> **EXERCISE**:
Pull every line of the entries that has the word "Simulated".

> **ENTRIES SUPPLIED**:
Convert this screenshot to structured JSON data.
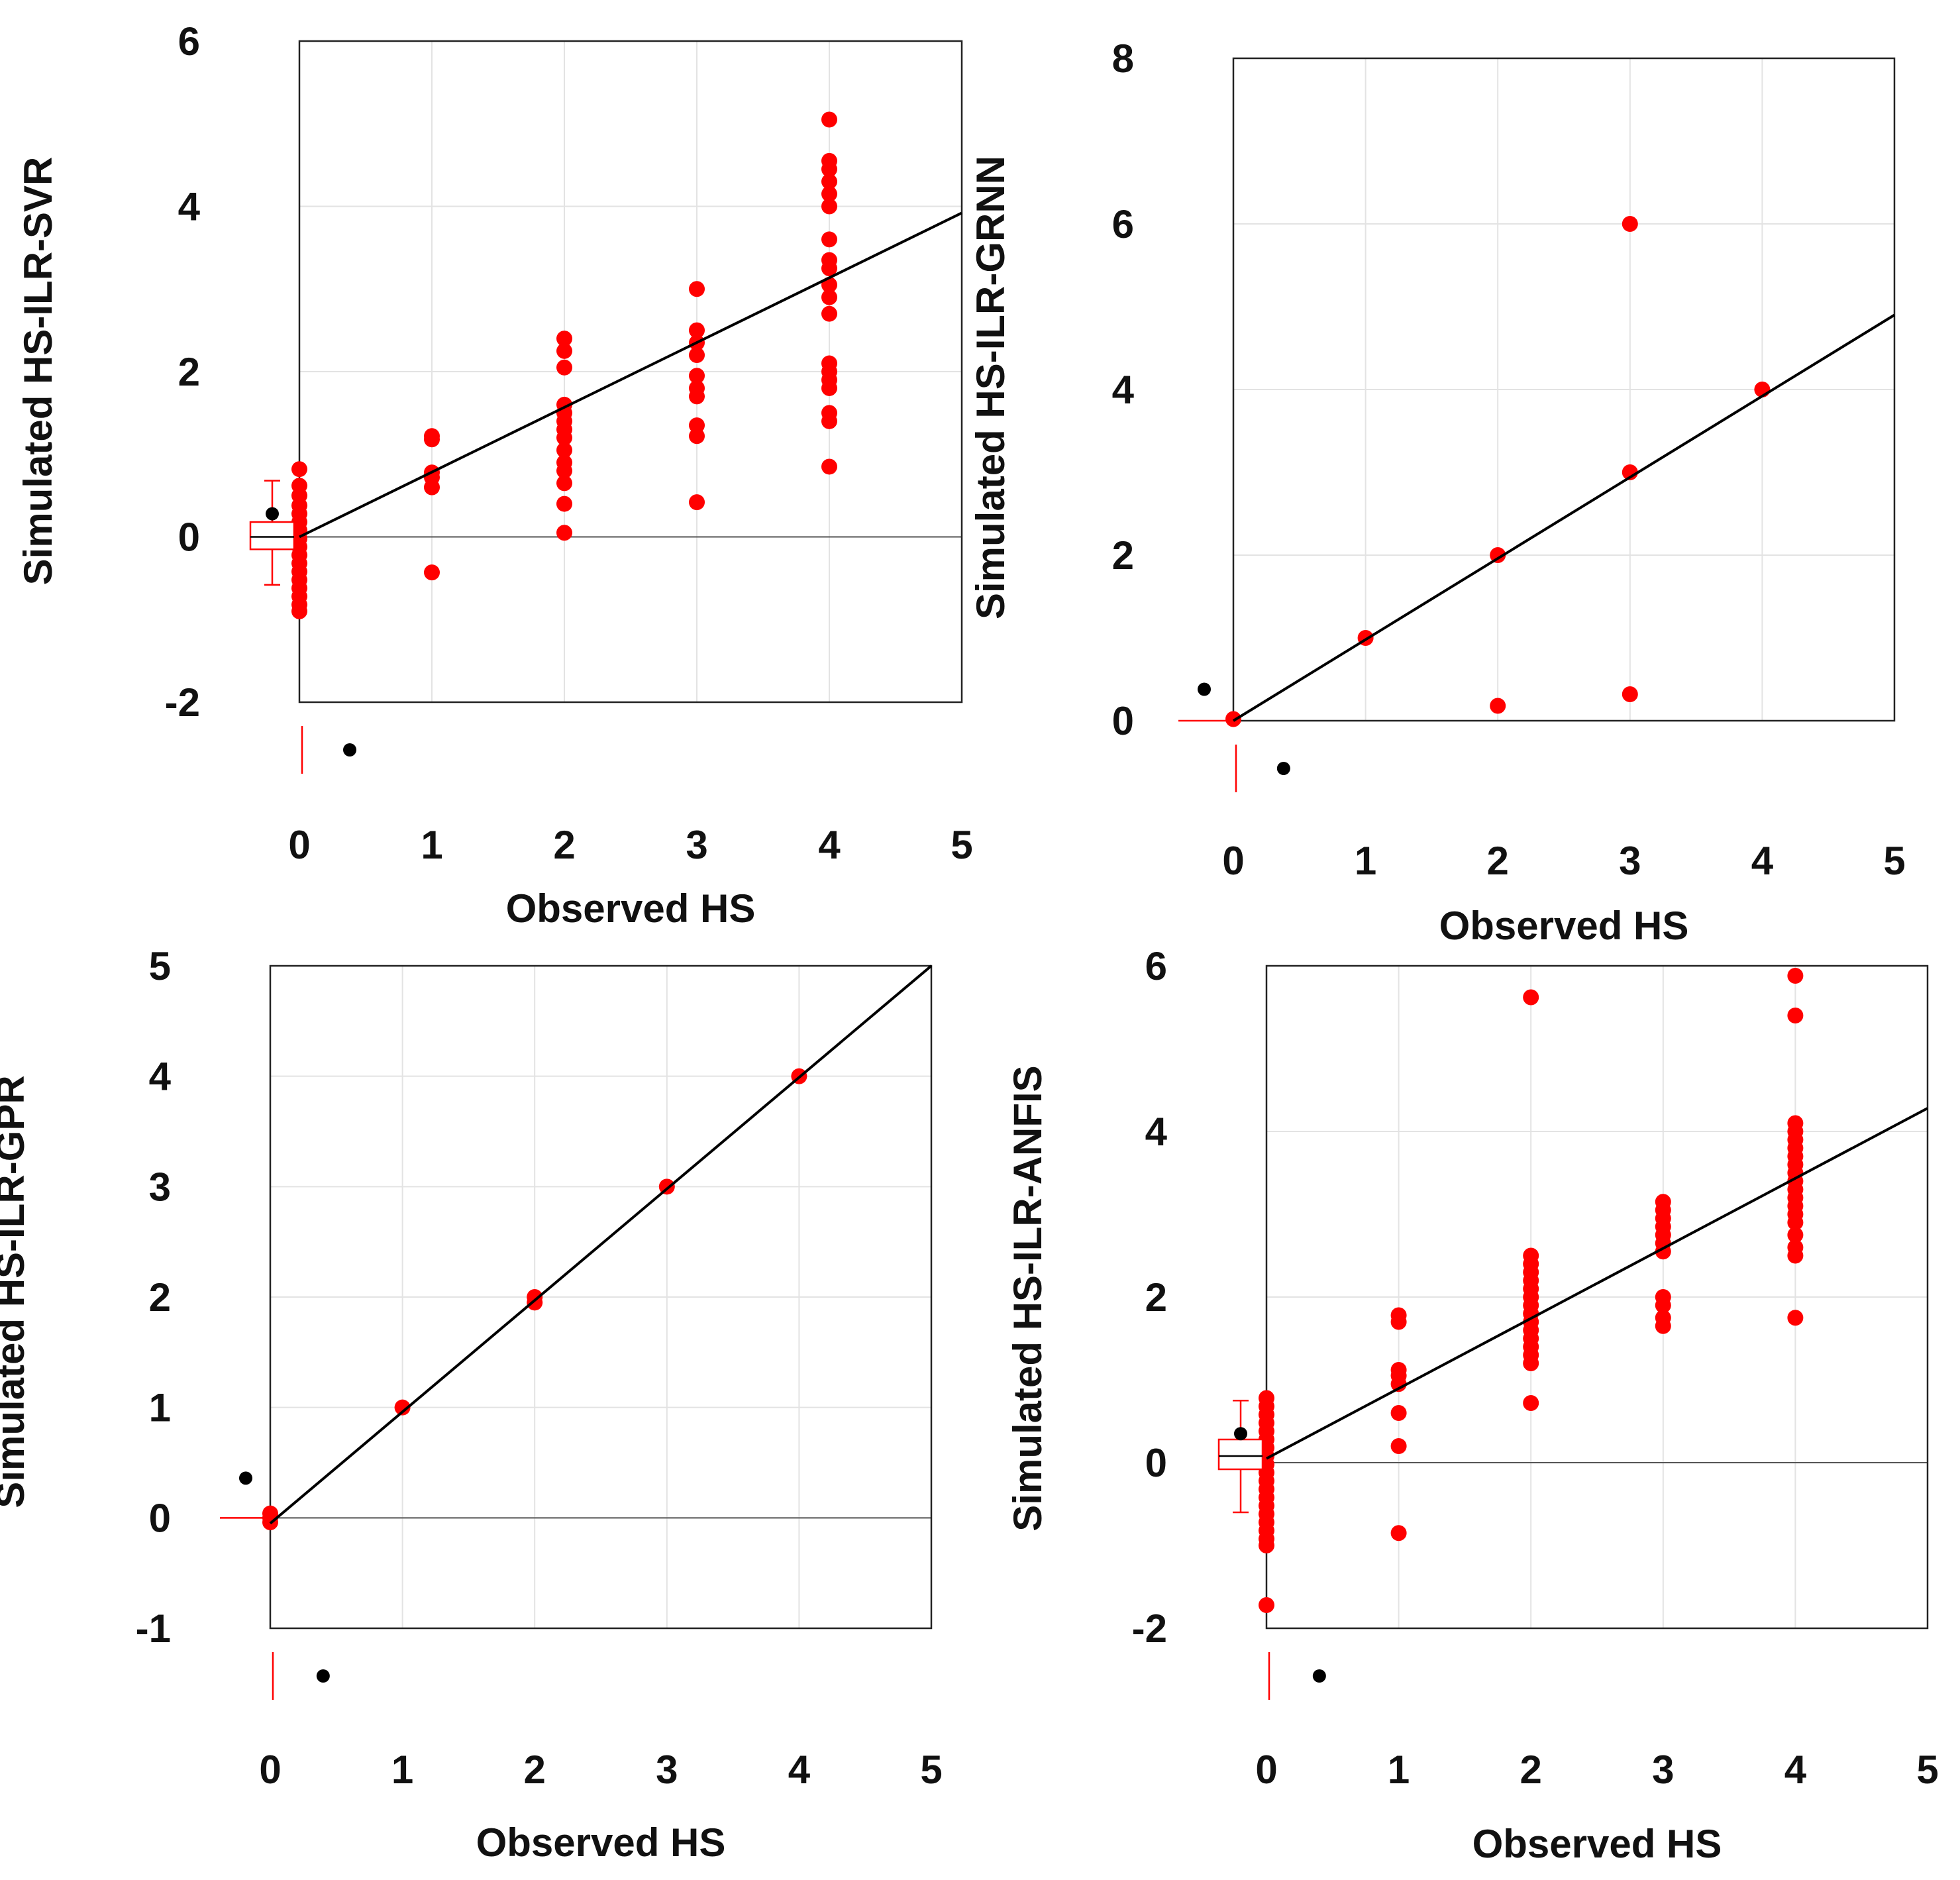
{
  "chart_data": [
    {
      "type": "scatter",
      "xlabel": "Observed HS",
      "ylabel": "Simulated HS-ILR-SVR",
      "xlim": [
        0,
        5
      ],
      "ylim": [
        -2,
        6
      ],
      "xticks": [
        "0",
        "1",
        "2",
        "3",
        "4",
        "5"
      ],
      "yticks": [
        "-2",
        "0",
        "2",
        "4",
        "6"
      ],
      "xtick_values": [
        0,
        1,
        2,
        3,
        4,
        5
      ],
      "ytick_values": [
        -2,
        0,
        2,
        4,
        6
      ],
      "fit_line": [
        [
          0,
          0
        ],
        [
          5,
          3.92
        ]
      ],
      "points": [
        [
          0,
          0.82
        ],
        [
          0,
          0.62
        ],
        [
          0,
          0.5
        ],
        [
          0,
          0.38
        ],
        [
          0,
          0.28
        ],
        [
          0,
          0.18
        ],
        [
          0,
          0.08
        ],
        [
          0,
          -0.02
        ],
        [
          0,
          -0.12
        ],
        [
          0,
          -0.22
        ],
        [
          0,
          -0.32
        ],
        [
          0,
          -0.42
        ],
        [
          0,
          -0.52
        ],
        [
          0,
          -0.62
        ],
        [
          0,
          -0.72
        ],
        [
          0,
          -0.82
        ],
        [
          0,
          -0.9
        ],
        [
          1,
          1.22
        ],
        [
          1,
          1.18
        ],
        [
          1,
          0.78
        ],
        [
          1,
          0.72
        ],
        [
          1,
          0.6
        ],
        [
          1,
          -0.43
        ],
        [
          2,
          2.4
        ],
        [
          2,
          2.25
        ],
        [
          2,
          2.05
        ],
        [
          2,
          1.6
        ],
        [
          2,
          1.5
        ],
        [
          2,
          1.4
        ],
        [
          2,
          1.3
        ],
        [
          2,
          1.2
        ],
        [
          2,
          1.05
        ],
        [
          2,
          0.9
        ],
        [
          2,
          0.8
        ],
        [
          2,
          0.65
        ],
        [
          2,
          0.4
        ],
        [
          2,
          0.05
        ],
        [
          3,
          3.0
        ],
        [
          3,
          2.5
        ],
        [
          3,
          2.35
        ],
        [
          3,
          2.2
        ],
        [
          3,
          1.95
        ],
        [
          3,
          1.8
        ],
        [
          3,
          1.7
        ],
        [
          3,
          1.35
        ],
        [
          3,
          1.22
        ],
        [
          3,
          0.42
        ],
        [
          4,
          5.05
        ],
        [
          4,
          4.55
        ],
        [
          4,
          4.45
        ],
        [
          4,
          4.3
        ],
        [
          4,
          4.15
        ],
        [
          4,
          4.0
        ],
        [
          4,
          3.6
        ],
        [
          4,
          3.35
        ],
        [
          4,
          3.25
        ],
        [
          4,
          3.05
        ],
        [
          4,
          2.9
        ],
        [
          4,
          2.7
        ],
        [
          4,
          2.1
        ],
        [
          4,
          2.0
        ],
        [
          4,
          1.9
        ],
        [
          4,
          1.8
        ],
        [
          4,
          1.5
        ],
        [
          4,
          1.4
        ],
        [
          4,
          0.85
        ]
      ],
      "boxplot_y": {
        "min": -0.58,
        "q1": -0.15,
        "median": 0.0,
        "q3": 0.18,
        "max": 0.68
      },
      "mean_marker_y": 0.28,
      "mean_marker_x": 0.38
    },
    {
      "type": "scatter",
      "xlabel": "Observed HS",
      "ylabel": "Simulated HS-ILR-GRNN",
      "xlim": [
        0,
        5
      ],
      "ylim": [
        0,
        8
      ],
      "xticks": [
        "0",
        "1",
        "2",
        "3",
        "4",
        "5"
      ],
      "yticks": [
        "0",
        "2",
        "4",
        "6",
        "8"
      ],
      "xtick_values": [
        0,
        1,
        2,
        3,
        4,
        5
      ],
      "ytick_values": [
        0,
        2,
        4,
        6,
        8
      ],
      "fit_line": [
        [
          0,
          0
        ],
        [
          5,
          4.9
        ]
      ],
      "points": [
        [
          0,
          0.02
        ],
        [
          1,
          1.0
        ],
        [
          2,
          2.0
        ],
        [
          2,
          0.18
        ],
        [
          3,
          6.0
        ],
        [
          3,
          3.0
        ],
        [
          3,
          0.32
        ],
        [
          4,
          4.0
        ]
      ],
      "boxplot_y": {
        "min": 0.0,
        "q1": 0.0,
        "median": 0.0,
        "q3": 0.0,
        "max": 0.0
      },
      "mean_marker_y": 0.38,
      "mean_marker_x": 0.38
    },
    {
      "type": "scatter",
      "xlabel": "Observed HS",
      "ylabel": "Simulated HS-ILR-GPR",
      "xlim": [
        0,
        5
      ],
      "ylim": [
        -1,
        5
      ],
      "xticks": [
        "0",
        "1",
        "2",
        "3",
        "4",
        "5"
      ],
      "yticks": [
        "-1",
        "0",
        "1",
        "2",
        "3",
        "4",
        "5"
      ],
      "xtick_values": [
        0,
        1,
        2,
        3,
        4,
        5
      ],
      "ytick_values": [
        -1,
        0,
        1,
        2,
        3,
        4,
        5
      ],
      "fit_line": [
        [
          0,
          -0.05
        ],
        [
          5,
          5.0
        ]
      ],
      "points": [
        [
          0,
          0.04
        ],
        [
          0,
          0.0
        ],
        [
          0,
          -0.04
        ],
        [
          1,
          1.0
        ],
        [
          2,
          2.0
        ],
        [
          2,
          1.95
        ],
        [
          3,
          3.0
        ],
        [
          4,
          4.0
        ]
      ],
      "boxplot_y": {
        "min": 0.0,
        "q1": 0.0,
        "median": 0.0,
        "q3": 0.0,
        "max": 0.0
      },
      "mean_marker_y": 0.36,
      "mean_marker_x": 0.4
    },
    {
      "type": "scatter",
      "xlabel": "Observed HS",
      "ylabel": "Simulated HS-ILR-ANFIS",
      "xlim": [
        0,
        5
      ],
      "ylim": [
        -2,
        6
      ],
      "xticks": [
        "0",
        "1",
        "2",
        "3",
        "4",
        "5"
      ],
      "yticks": [
        "-2",
        "0",
        "2",
        "4",
        "6"
      ],
      "xtick_values": [
        0,
        1,
        2,
        3,
        4,
        5
      ],
      "ytick_values": [
        -2,
        0,
        2,
        4,
        6
      ],
      "fit_line": [
        [
          0,
          0.05
        ],
        [
          5,
          4.28
        ]
      ],
      "points": [
        [
          0,
          0.78
        ],
        [
          0,
          0.68
        ],
        [
          0,
          0.58
        ],
        [
          0,
          0.48
        ],
        [
          0,
          0.38
        ],
        [
          0,
          0.28
        ],
        [
          0,
          0.18
        ],
        [
          0,
          0.08
        ],
        [
          0,
          -0.02
        ],
        [
          0,
          -0.12
        ],
        [
          0,
          -0.22
        ],
        [
          0,
          -0.32
        ],
        [
          0,
          -0.42
        ],
        [
          0,
          -0.52
        ],
        [
          0,
          -0.62
        ],
        [
          0,
          -0.72
        ],
        [
          0,
          -0.82
        ],
        [
          0,
          -0.92
        ],
        [
          0,
          -1.0
        ],
        [
          0,
          -1.72
        ],
        [
          1,
          1.78
        ],
        [
          1,
          1.7
        ],
        [
          1,
          1.12
        ],
        [
          1,
          1.05
        ],
        [
          1,
          0.95
        ],
        [
          1,
          0.6
        ],
        [
          1,
          0.2
        ],
        [
          1,
          -0.85
        ],
        [
          2,
          5.62
        ],
        [
          2,
          2.5
        ],
        [
          2,
          2.4
        ],
        [
          2,
          2.3
        ],
        [
          2,
          2.2
        ],
        [
          2,
          2.1
        ],
        [
          2,
          2.0
        ],
        [
          2,
          1.9
        ],
        [
          2,
          1.8
        ],
        [
          2,
          1.7
        ],
        [
          2,
          1.6
        ],
        [
          2,
          1.5
        ],
        [
          2,
          1.4
        ],
        [
          2,
          1.3
        ],
        [
          2,
          1.2
        ],
        [
          2,
          0.72
        ],
        [
          3,
          3.15
        ],
        [
          3,
          3.05
        ],
        [
          3,
          2.95
        ],
        [
          3,
          2.85
        ],
        [
          3,
          2.75
        ],
        [
          3,
          2.65
        ],
        [
          3,
          2.55
        ],
        [
          3,
          2.0
        ],
        [
          3,
          1.9
        ],
        [
          3,
          1.75
        ],
        [
          3,
          1.65
        ],
        [
          4,
          5.88
        ],
        [
          4,
          5.4
        ],
        [
          4,
          4.1
        ],
        [
          4,
          4.0
        ],
        [
          4,
          3.9
        ],
        [
          4,
          3.8
        ],
        [
          4,
          3.7
        ],
        [
          4,
          3.6
        ],
        [
          4,
          3.5
        ],
        [
          4,
          3.4
        ],
        [
          4,
          3.3
        ],
        [
          4,
          3.2
        ],
        [
          4,
          3.1
        ],
        [
          4,
          3.0
        ],
        [
          4,
          2.9
        ],
        [
          4,
          2.75
        ],
        [
          4,
          2.6
        ],
        [
          4,
          2.5
        ],
        [
          4,
          1.75
        ]
      ],
      "boxplot_y": {
        "min": -0.6,
        "q1": -0.08,
        "median": 0.08,
        "q3": 0.28,
        "max": 0.75
      },
      "mean_marker_y": 0.35,
      "mean_marker_x": 0.4
    }
  ]
}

> **CORRECT ANSWER**:
      "ylabel": "Simulated HS-ILR-SVR",
      "ylabel": "Simulated HS-ILR-GRNN",
      "ylabel": "Simulated HS-ILR-GPR",
      "ylabel": "Simulated HS-ILR-ANFIS",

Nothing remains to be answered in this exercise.